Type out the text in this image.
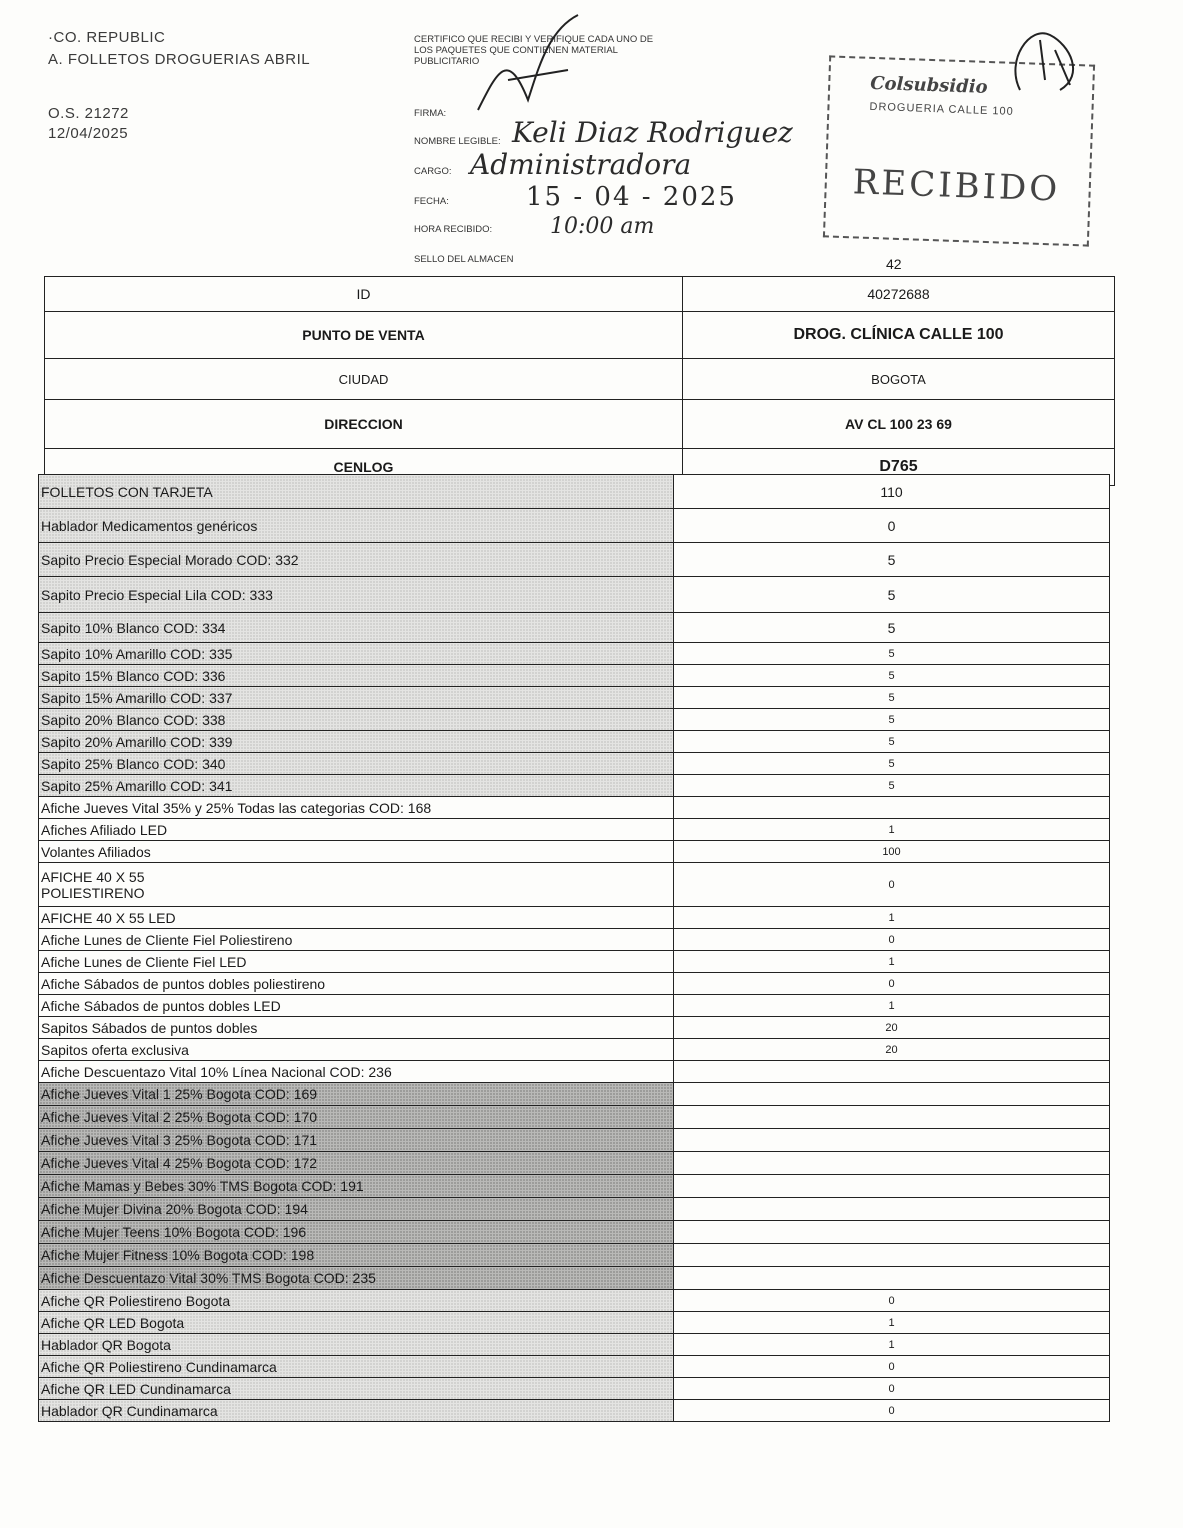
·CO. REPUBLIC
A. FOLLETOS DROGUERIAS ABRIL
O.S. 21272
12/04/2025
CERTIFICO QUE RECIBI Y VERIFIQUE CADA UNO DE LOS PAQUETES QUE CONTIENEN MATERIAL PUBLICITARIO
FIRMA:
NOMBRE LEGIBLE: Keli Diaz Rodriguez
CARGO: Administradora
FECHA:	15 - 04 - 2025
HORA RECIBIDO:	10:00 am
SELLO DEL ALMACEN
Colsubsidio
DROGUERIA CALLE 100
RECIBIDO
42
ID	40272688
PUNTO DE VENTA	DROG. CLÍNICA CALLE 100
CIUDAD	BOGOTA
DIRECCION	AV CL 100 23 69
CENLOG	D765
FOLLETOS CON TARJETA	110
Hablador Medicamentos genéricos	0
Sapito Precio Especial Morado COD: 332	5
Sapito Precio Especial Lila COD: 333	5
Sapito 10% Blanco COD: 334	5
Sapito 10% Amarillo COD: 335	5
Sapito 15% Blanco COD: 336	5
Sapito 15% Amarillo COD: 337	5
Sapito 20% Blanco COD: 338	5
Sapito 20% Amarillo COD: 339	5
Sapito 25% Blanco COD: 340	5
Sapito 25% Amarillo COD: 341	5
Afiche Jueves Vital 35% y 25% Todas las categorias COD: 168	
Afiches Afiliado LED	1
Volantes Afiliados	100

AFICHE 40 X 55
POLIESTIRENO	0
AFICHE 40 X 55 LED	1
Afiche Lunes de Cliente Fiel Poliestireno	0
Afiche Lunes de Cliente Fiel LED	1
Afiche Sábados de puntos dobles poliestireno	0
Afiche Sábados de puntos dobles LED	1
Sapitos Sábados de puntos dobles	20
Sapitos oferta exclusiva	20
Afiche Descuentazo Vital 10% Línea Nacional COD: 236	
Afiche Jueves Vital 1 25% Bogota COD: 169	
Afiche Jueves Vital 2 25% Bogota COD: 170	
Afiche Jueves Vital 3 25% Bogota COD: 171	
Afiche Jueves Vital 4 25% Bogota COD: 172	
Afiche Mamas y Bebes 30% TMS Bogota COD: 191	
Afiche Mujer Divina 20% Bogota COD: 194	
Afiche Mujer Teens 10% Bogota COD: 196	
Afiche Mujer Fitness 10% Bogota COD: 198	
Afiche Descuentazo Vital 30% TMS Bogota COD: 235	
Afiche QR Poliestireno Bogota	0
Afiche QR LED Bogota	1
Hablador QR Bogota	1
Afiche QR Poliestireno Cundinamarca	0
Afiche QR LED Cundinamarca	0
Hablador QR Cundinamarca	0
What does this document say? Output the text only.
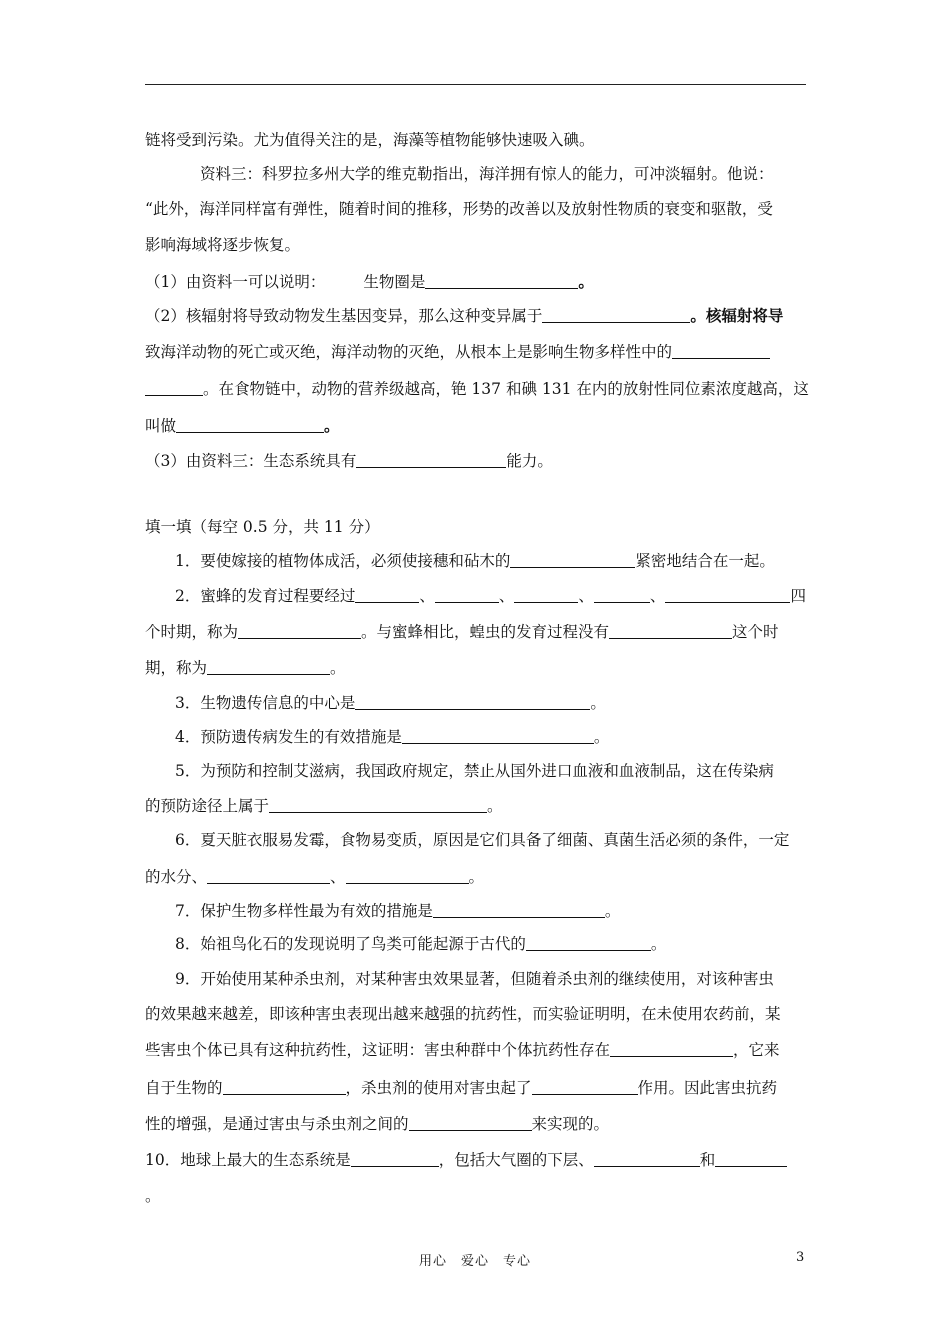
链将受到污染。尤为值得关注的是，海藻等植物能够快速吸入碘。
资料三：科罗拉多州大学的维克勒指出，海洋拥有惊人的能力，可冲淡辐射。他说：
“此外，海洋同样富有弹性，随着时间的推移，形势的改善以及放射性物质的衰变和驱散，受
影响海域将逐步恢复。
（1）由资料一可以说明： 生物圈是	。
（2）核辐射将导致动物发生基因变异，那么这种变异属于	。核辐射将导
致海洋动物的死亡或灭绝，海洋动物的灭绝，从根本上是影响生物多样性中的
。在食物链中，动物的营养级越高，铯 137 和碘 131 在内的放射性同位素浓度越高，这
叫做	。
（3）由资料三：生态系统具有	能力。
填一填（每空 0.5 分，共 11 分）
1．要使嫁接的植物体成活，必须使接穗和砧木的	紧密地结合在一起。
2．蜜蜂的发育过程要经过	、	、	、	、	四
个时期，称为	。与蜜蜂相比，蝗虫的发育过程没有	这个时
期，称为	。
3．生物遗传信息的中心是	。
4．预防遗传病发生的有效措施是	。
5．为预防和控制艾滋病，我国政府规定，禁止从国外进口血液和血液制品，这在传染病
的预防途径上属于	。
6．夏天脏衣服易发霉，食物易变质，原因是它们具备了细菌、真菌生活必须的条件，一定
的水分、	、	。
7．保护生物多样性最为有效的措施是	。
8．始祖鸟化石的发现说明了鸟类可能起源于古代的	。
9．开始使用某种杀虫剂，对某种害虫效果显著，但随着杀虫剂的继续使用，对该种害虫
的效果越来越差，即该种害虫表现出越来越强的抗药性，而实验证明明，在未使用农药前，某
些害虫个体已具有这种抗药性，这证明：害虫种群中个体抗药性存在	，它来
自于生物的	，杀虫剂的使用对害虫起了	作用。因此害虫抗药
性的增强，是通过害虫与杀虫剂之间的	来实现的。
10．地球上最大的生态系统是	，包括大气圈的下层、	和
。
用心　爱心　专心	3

○ ○ ○ ○

Copy the material shown above in full and exactly. Skip the pictures.

» TASK SOLUTION
Type out the text in this image.
·CO. REPUBLIC
A. FOLLETOS DROGUERIAS ABRIL
O.S. 21272
12/04/2025
CERTIFICO QUE RECIBI Y VERIFIQUE CADA UNO DE LOS PAQUETES QUE CONTIENEN MATERIAL PUBLICITARIO
FIRMA:
NOMBRE LEGIBLE: Keli Diaz Rodriguez
CARGO: Administradora
FECHA:	15 - 04 - 2025
HORA RECIBIDO:	10:00 am
SELLO DEL ALMACEN
Colsubsidio
DROGUERIA CALLE 100
RECIBIDO
42
ID	40272688
PUNTO DE VENTA	DROG. CLÍNICA CALLE 100
CIUDAD	BOGOTA
DIRECCION	AV CL 100 23 69
CENLOG	D765
FOLLETOS CON TARJETA	110
Hablador Medicamentos genéricos	0
Sapito Precio Especial Morado COD: 332	5
Sapito Precio Especial Lila COD: 333	5
Sapito 10% Blanco COD: 334	5
Sapito 10% Amarillo COD: 335	5
Sapito 15% Blanco COD: 336	5
Sapito 15% Amarillo COD: 337	5
Sapito 20% Blanco COD: 338	5
Sapito 20% Amarillo COD: 339	5
Sapito 25% Blanco COD: 340	5
Sapito 25% Amarillo COD: 341	5
Afiche Jueves Vital 35% y 25% Todas las categorias COD: 168	
Afiches Afiliado LED	1
Volantes Afiliados	100

AFICHE 40 X 55
POLIESTIRENO	0
AFICHE 40 X 55 LED	1
Afiche Lunes de Cliente Fiel Poliestireno	0
Afiche Lunes de Cliente Fiel LED	1
Afiche Sábados de puntos dobles poliestireno	0
Afiche Sábados de puntos dobles LED	1
Sapitos Sábados de puntos dobles	20
Sapitos oferta exclusiva	20
Afiche Descuentazo Vital 10% Línea Nacional COD: 236	
Afiche Jueves Vital 1 25% Bogota COD: 169	
Afiche Jueves Vital 2 25% Bogota COD: 170	
Afiche Jueves Vital 3 25% Bogota COD: 171	
Afiche Jueves Vital 4 25% Bogota COD: 172	
Afiche Mamas y Bebes 30% TMS Bogota COD: 191	
Afiche Mujer Divina 20% Bogota COD: 194	
Afiche Mujer Teens 10% Bogota COD: 196	
Afiche Mujer Fitness 10% Bogota COD: 198	
Afiche Descuentazo Vital 30% TMS Bogota COD: 235	
Afiche QR Poliestireno Bogota	0
Afiche QR LED Bogota	1
Hablador QR Bogota	1
Afiche QR Poliestireno Cundinamarca	0
Afiche QR LED Cundinamarca	0
Hablador QR Cundinamarca	0
What does this document say? Output the text only.
链将受到污染。尤为值得关注的是，海藻等植物能够快速吸入碘。
资料三：科罗拉多州大学的维克勒指出，海洋拥有惊人的能力，可冲淡辐射。他说：
“此外，海洋同样富有弹性，随着时间的推移，形势的改善以及放射性物质的衰变和驱散，受
影响海域将逐步恢复。
（1）由资料一可以说明： 生物圈是	。
（2）核辐射将导致动物发生基因变异，那么这种变异属于	。核辐射将导
致海洋动物的死亡或灭绝，海洋动物的灭绝，从根本上是影响生物多样性中的
。在食物链中，动物的营养级越高，铯 137 和碘 131 在内的放射性同位素浓度越高，这
叫做	。
（3）由资料三：生态系统具有	能力。
填一填（每空 0.5 分，共 11 分）
1．要使嫁接的植物体成活，必须使接穗和砧木的	紧密地结合在一起。
2．蜜蜂的发育过程要经过	、	、	、	、	四
个时期，称为	。与蜜蜂相比，蝗虫的发育过程没有	这个时
期，称为	。
3．生物遗传信息的中心是	。
4．预防遗传病发生的有效措施是	。
5．为预防和控制艾滋病，我国政府规定，禁止从国外进口血液和血液制品，这在传染病
的预防途径上属于	。
6．夏天脏衣服易发霉，食物易变质，原因是它们具备了细菌、真菌生活必须的条件，一定
的水分、	、	。
7．保护生物多样性最为有效的措施是	。
8．始祖鸟化石的发现说明了鸟类可能起源于古代的	。
9．开始使用某种杀虫剂，对某种害虫效果显著，但随着杀虫剂的继续使用，对该种害虫
的效果越来越差，即该种害虫表现出越来越强的抗药性，而实验证明明，在未使用农药前，某
些害虫个体已具有这种抗药性，这证明：害虫种群中个体抗药性存在	，它来
自于生物的	，杀虫剂的使用对害虫起了	作用。因此害虫抗药
性的增强，是通过害虫与杀虫剂之间的	来实现的。
10．地球上最大的生态系统是	，包括大气圈的下层、	和
。
用心　爱心　专心	3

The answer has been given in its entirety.